GIVEN RECORDS ▸
** begin **
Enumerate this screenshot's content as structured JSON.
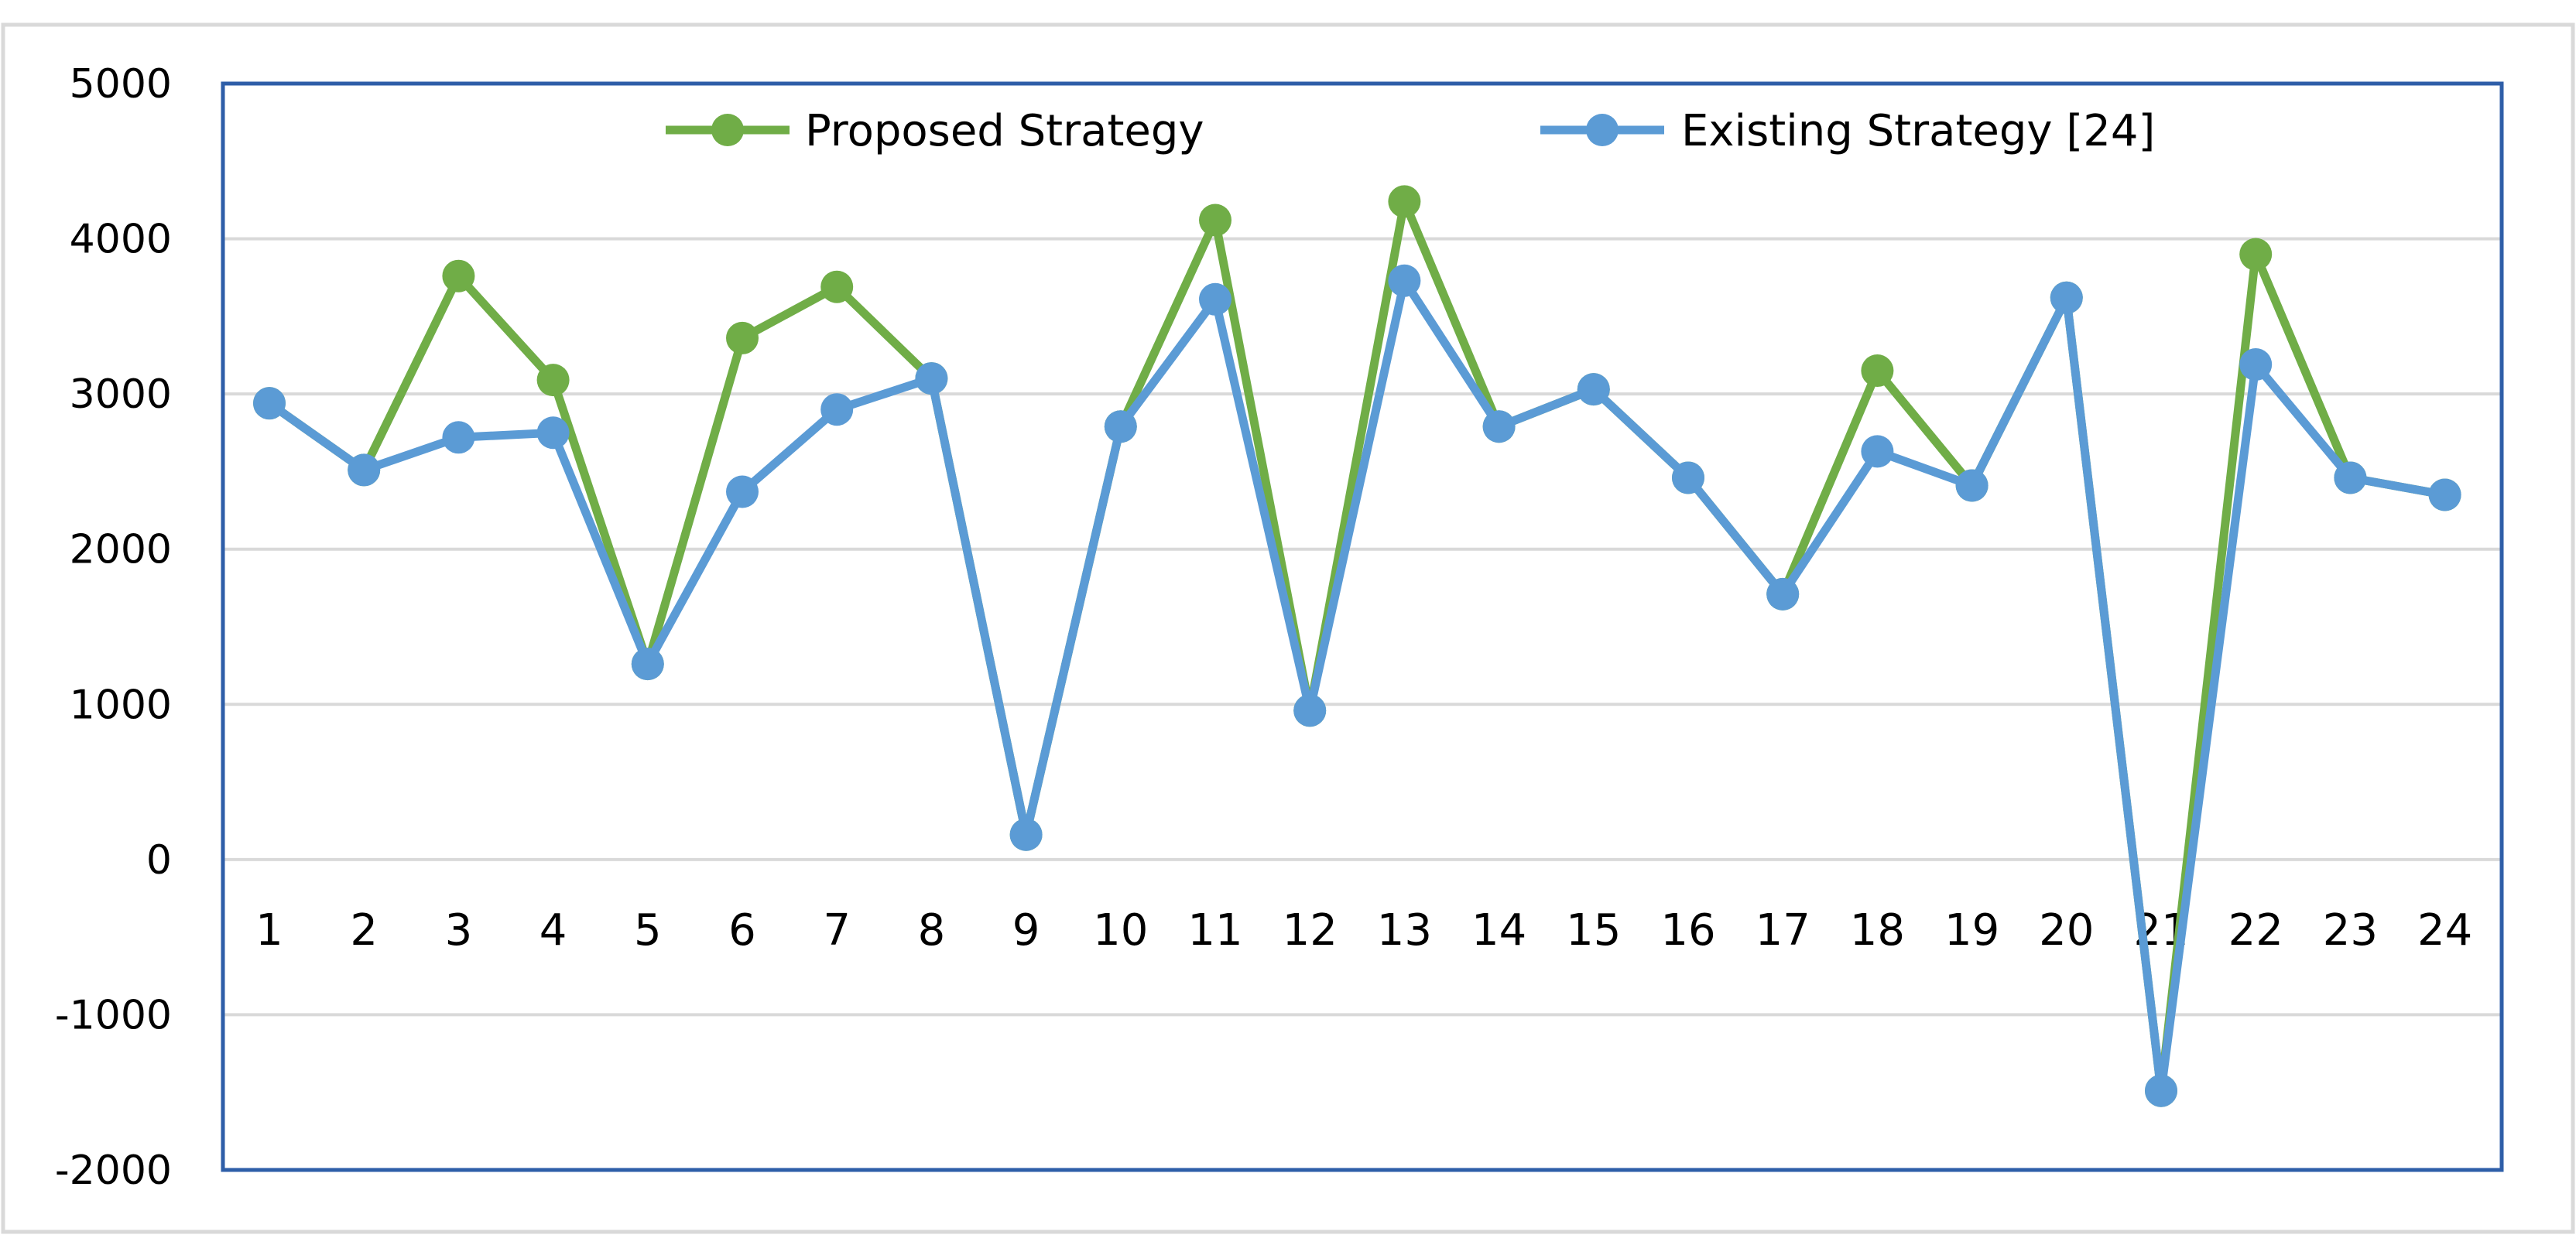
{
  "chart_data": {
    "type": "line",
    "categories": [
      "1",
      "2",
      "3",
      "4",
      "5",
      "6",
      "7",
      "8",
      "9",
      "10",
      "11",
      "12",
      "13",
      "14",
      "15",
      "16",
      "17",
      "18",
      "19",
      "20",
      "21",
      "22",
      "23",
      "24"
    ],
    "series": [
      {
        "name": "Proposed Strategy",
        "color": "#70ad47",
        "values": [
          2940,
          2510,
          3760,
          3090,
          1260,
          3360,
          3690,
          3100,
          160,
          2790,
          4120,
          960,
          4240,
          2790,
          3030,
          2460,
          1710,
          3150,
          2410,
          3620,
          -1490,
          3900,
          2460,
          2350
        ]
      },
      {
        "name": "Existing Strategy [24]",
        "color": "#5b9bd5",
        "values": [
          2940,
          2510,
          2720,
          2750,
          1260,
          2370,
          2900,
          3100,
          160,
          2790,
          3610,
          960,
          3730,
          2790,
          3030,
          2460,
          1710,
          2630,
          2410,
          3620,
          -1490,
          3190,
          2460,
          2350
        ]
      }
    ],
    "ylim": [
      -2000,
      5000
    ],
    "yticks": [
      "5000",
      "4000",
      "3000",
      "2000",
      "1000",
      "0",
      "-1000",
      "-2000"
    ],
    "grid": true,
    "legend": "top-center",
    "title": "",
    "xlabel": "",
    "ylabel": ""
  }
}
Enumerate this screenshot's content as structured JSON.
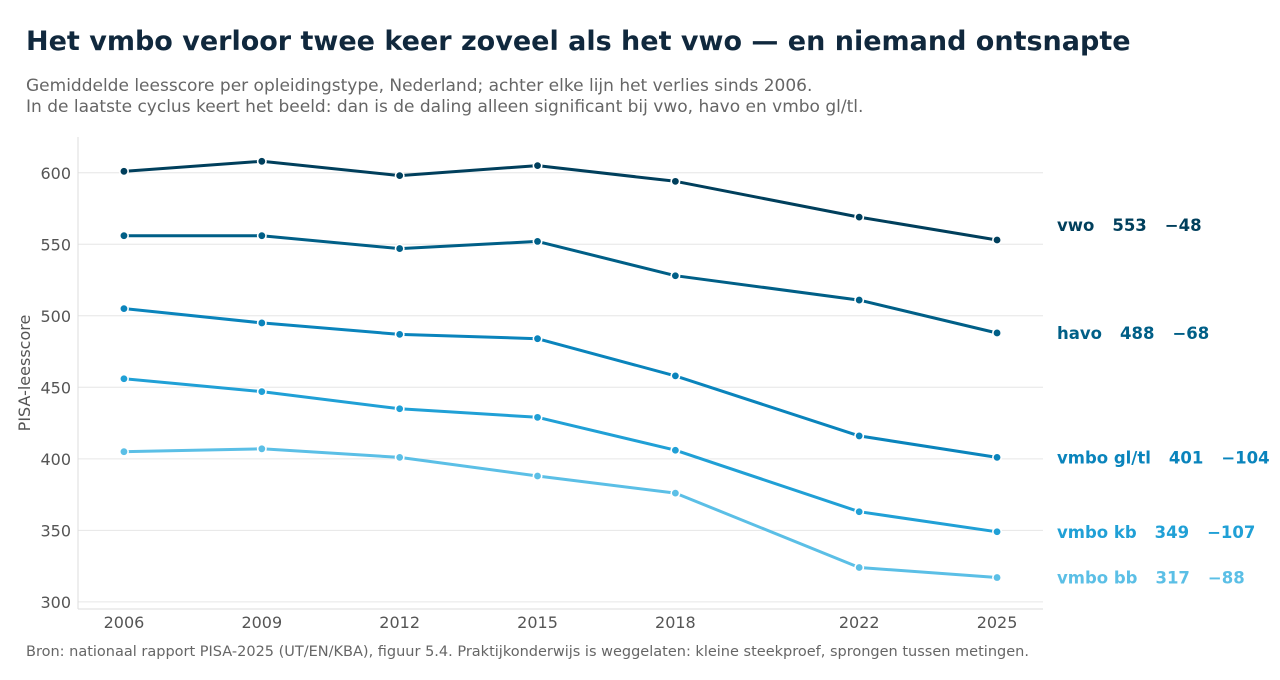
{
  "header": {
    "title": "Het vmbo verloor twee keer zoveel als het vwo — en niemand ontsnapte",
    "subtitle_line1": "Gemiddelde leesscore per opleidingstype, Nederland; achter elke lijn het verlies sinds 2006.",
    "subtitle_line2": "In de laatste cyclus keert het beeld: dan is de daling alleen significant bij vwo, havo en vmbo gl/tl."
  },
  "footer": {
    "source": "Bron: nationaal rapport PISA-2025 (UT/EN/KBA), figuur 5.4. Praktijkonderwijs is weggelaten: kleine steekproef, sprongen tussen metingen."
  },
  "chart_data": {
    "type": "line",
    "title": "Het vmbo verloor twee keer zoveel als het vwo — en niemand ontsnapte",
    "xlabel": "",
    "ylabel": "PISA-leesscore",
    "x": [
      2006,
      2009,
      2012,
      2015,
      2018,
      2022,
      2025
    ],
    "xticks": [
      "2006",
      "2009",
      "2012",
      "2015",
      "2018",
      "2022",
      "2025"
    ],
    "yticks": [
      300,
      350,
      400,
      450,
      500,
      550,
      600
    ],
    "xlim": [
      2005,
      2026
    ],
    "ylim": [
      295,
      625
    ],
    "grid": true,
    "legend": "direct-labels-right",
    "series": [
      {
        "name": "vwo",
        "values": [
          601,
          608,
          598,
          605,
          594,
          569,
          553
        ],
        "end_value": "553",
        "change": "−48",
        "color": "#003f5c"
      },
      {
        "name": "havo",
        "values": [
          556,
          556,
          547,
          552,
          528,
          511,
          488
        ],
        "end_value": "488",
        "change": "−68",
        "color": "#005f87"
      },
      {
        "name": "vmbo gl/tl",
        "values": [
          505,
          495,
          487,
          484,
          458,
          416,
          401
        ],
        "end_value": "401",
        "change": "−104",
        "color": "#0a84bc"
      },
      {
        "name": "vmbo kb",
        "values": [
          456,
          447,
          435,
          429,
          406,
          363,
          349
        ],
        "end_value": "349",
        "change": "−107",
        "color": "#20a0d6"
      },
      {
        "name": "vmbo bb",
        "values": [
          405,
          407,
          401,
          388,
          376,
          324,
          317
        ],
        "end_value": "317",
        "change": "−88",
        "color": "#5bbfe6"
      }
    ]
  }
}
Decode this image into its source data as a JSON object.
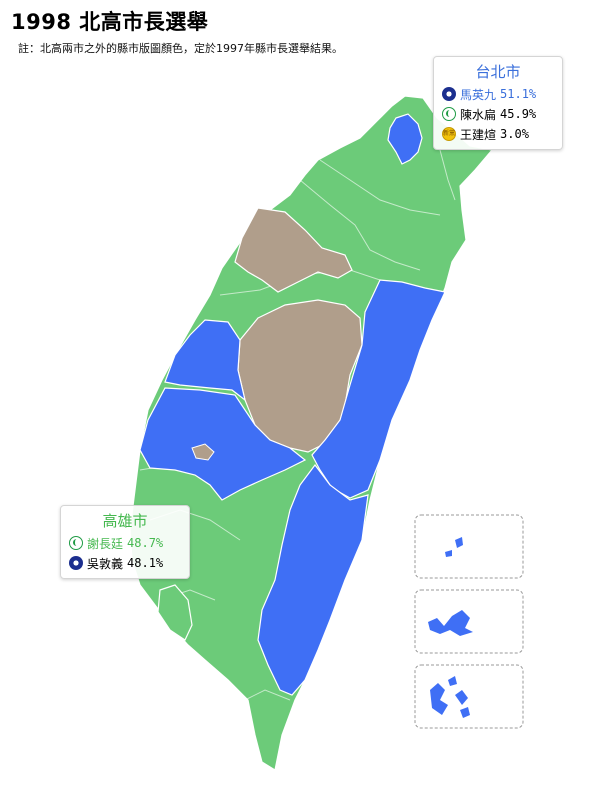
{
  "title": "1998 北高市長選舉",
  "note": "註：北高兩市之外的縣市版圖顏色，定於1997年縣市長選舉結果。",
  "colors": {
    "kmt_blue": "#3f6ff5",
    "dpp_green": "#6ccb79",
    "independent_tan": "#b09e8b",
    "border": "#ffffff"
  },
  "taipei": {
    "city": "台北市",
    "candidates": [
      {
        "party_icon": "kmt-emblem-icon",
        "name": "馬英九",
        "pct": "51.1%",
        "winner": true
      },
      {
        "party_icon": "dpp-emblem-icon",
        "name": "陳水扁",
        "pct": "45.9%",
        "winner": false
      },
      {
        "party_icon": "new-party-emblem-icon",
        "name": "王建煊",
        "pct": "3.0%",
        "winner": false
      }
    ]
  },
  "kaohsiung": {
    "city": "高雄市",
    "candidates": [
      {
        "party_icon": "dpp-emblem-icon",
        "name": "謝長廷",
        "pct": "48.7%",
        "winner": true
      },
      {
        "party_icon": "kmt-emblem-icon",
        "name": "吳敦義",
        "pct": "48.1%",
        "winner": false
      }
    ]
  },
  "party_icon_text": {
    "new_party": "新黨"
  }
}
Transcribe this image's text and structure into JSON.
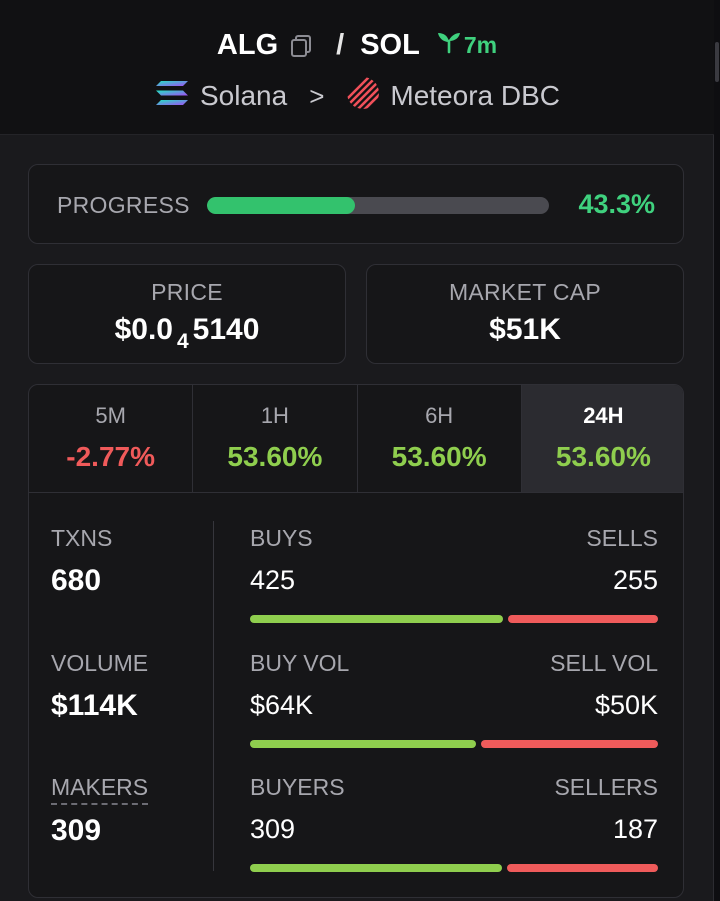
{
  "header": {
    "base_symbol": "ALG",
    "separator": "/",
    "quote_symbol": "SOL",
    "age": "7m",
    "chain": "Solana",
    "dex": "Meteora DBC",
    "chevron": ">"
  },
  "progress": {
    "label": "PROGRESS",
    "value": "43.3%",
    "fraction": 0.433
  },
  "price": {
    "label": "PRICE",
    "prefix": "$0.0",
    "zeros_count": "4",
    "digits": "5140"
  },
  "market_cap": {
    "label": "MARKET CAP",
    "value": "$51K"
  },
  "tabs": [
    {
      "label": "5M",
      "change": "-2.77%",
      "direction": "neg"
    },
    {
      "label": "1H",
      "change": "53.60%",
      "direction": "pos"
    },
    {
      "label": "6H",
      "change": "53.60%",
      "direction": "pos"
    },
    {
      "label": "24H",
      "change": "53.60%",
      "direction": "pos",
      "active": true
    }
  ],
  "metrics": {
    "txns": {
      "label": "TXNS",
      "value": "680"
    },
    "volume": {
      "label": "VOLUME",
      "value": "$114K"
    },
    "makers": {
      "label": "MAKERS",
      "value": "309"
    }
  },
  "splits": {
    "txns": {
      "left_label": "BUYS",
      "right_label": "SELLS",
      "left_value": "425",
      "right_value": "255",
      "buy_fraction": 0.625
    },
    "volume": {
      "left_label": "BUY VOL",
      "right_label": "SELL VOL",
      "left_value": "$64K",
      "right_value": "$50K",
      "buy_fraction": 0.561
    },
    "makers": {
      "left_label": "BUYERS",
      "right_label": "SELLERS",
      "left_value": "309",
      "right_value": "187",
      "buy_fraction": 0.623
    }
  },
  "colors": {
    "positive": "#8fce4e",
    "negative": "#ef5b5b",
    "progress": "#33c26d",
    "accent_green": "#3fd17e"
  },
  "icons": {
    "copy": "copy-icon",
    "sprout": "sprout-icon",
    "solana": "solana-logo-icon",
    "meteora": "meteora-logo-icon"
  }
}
** end **
TASK DIRECTIONS ▸
Omit the pictures and restate the rest of the records verbatim.

TASK OUTPUT ▸
Enumerate this screenshot's content as structured JSON.
{
  "chart_data": {
    "type": "line",
    "categories": [
      "1",
      "2",
      "3",
      "4",
      "5",
      "6",
      "7",
      "8",
      "9",
      "10",
      "11",
      "12",
      "13",
      "14",
      "15",
      "16",
      "17",
      "18",
      "19",
      "20",
      "21",
      "22",
      "23",
      "24"
    ],
    "series": [
      {
        "name": "Proposed Strategy",
        "color": "#70ad47",
        "values": [
          2940,
          2510,
          3760,
          3090,
          1260,
          3360,
          3690,
          3100,
          160,
          2790,
          4120,
          960,
          4240,
          2790,
          3030,
          2460,
          1710,
          3150,
          2410,
          3620,
          -1490,
          3900,
          2460,
          2350
        ]
      },
      {
        "name": "Existing Strategy [24]",
        "color": "#5b9bd5",
        "values": [
          2940,
          2510,
          2720,
          2750,
          1260,
          2370,
          2900,
          3100,
          160,
          2790,
          3610,
          960,
          3730,
          2790,
          3030,
          2460,
          1710,
          2630,
          2410,
          3620,
          -1490,
          3190,
          2460,
          2350
        ]
      }
    ],
    "ylim": [
      -2000,
      5000
    ],
    "yticks": [
      "5000",
      "4000",
      "3000",
      "2000",
      "1000",
      "0",
      "-1000",
      "-2000"
    ],
    "grid": true,
    "legend": "top-center",
    "title": "",
    "xlabel": "",
    "ylabel": ""
  }
}
Enumerate this screenshot's content as structured JSON.
{
  "header": {
    "title": "Het vmbo verloor twee keer zoveel als het vwo — en niemand ontsnapte",
    "subtitle_line1": "Gemiddelde leesscore per opleidingstype, Nederland; achter elke lijn het verlies sinds 2006.",
    "subtitle_line2": "In de laatste cyclus keert het beeld: dan is de daling alleen significant bij vwo, havo en vmbo gl/tl."
  },
  "footer": {
    "source": "Bron: nationaal rapport PISA-2025 (UT/EN/KBA), figuur 5.4. Praktijkonderwijs is weggelaten: kleine steekproef, sprongen tussen metingen."
  },
  "chart_data": {
    "type": "line",
    "title": "Het vmbo verloor twee keer zoveel als het vwo — en niemand ontsnapte",
    "xlabel": "",
    "ylabel": "PISA-leesscore",
    "x": [
      2006,
      2009,
      2012,
      2015,
      2018,
      2022,
      2025
    ],
    "xticks": [
      "2006",
      "2009",
      "2012",
      "2015",
      "2018",
      "2022",
      "2025"
    ],
    "yticks": [
      300,
      350,
      400,
      450,
      500,
      550,
      600
    ],
    "xlim": [
      2005,
      2026
    ],
    "ylim": [
      295,
      625
    ],
    "grid": true,
    "legend": "direct-labels-right",
    "series": [
      {
        "name": "vwo",
        "values": [
          601,
          608,
          598,
          605,
          594,
          569,
          553
        ],
        "end_value": "553",
        "change": "−48",
        "color": "#003f5c"
      },
      {
        "name": "havo",
        "values": [
          556,
          556,
          547,
          552,
          528,
          511,
          488
        ],
        "end_value": "488",
        "change": "−68",
        "color": "#005f87"
      },
      {
        "name": "vmbo gl/tl",
        "values": [
          505,
          495,
          487,
          484,
          458,
          416,
          401
        ],
        "end_value": "401",
        "change": "−104",
        "color": "#0a84bc"
      },
      {
        "name": "vmbo kb",
        "values": [
          456,
          447,
          435,
          429,
          406,
          363,
          349
        ],
        "end_value": "349",
        "change": "−107",
        "color": "#20a0d6"
      },
      {
        "name": "vmbo bb",
        "values": [
          405,
          407,
          401,
          388,
          376,
          324,
          317
        ],
        "end_value": "317",
        "change": "−88",
        "color": "#5bbfe6"
      }
    ]
  }
}
Decode this image into its source data as a JSON object.
{
  "title": "1998 北高市長選舉",
  "note": "註：北高兩市之外的縣市版圖顏色，定於1997年縣市長選舉結果。",
  "colors": {
    "kmt_blue": "#3f6ff5",
    "dpp_green": "#6ccb79",
    "independent_tan": "#b09e8b",
    "border": "#ffffff"
  },
  "taipei": {
    "city": "台北市",
    "candidates": [
      {
        "party_icon": "kmt-emblem-icon",
        "name": "馬英九",
        "pct": "51.1%",
        "winner": true
      },
      {
        "party_icon": "dpp-emblem-icon",
        "name": "陳水扁",
        "pct": "45.9%",
        "winner": false
      },
      {
        "party_icon": "new-party-emblem-icon",
        "name": "王建煊",
        "pct": "3.0%",
        "winner": false
      }
    ]
  },
  "kaohsiung": {
    "city": "高雄市",
    "candidates": [
      {
        "party_icon": "dpp-emblem-icon",
        "name": "謝長廷",
        "pct": "48.7%",
        "winner": true
      },
      {
        "party_icon": "kmt-emblem-icon",
        "name": "吳敦義",
        "pct": "48.1%",
        "winner": false
      }
    ]
  },
  "party_icon_text": {
    "new_party": "新黨"
  }
}
Transcribe this image's text and structure into JSON.
{
  "header": {
    "base_symbol": "ALG",
    "separator": "/",
    "quote_symbol": "SOL",
    "age": "7m",
    "chain": "Solana",
    "dex": "Meteora DBC",
    "chevron": ">"
  },
  "progress": {
    "label": "PROGRESS",
    "value": "43.3%",
    "fraction": 0.433
  },
  "price": {
    "label": "PRICE",
    "prefix": "$0.0",
    "zeros_count": "4",
    "digits": "5140"
  },
  "market_cap": {
    "label": "MARKET CAP",
    "value": "$51K"
  },
  "tabs": [
    {
      "label": "5M",
      "change": "-2.77%",
      "direction": "neg"
    },
    {
      "label": "1H",
      "change": "53.60%",
      "direction": "pos"
    },
    {
      "label": "6H",
      "change": "53.60%",
      "direction": "pos"
    },
    {
      "label": "24H",
      "change": "53.60%",
      "direction": "pos",
      "active": true
    }
  ],
  "metrics": {
    "txns": {
      "label": "TXNS",
      "value": "680"
    },
    "volume": {
      "label": "VOLUME",
      "value": "$114K"
    },
    "makers": {
      "label": "MAKERS",
      "value": "309"
    }
  },
  "splits": {
    "txns": {
      "left_label": "BUYS",
      "right_label": "SELLS",
      "left_value": "425",
      "right_value": "255",
      "buy_fraction": 0.625
    },
    "volume": {
      "left_label": "BUY VOL",
      "right_label": "SELL VOL",
      "left_value": "$64K",
      "right_value": "$50K",
      "buy_fraction": 0.561
    },
    "makers": {
      "left_label": "BUYERS",
      "right_label": "SELLERS",
      "left_value": "309",
      "right_value": "187",
      "buy_fraction": 0.623
    }
  },
  "colors": {
    "positive": "#8fce4e",
    "negative": "#ef5b5b",
    "progress": "#33c26d",
    "accent_green": "#3fd17e"
  },
  "icons": {
    "copy": "copy-icon",
    "sprout": "sprout-icon",
    "solana": "solana-logo-icon",
    "meteora": "meteora-logo-icon"
  }
}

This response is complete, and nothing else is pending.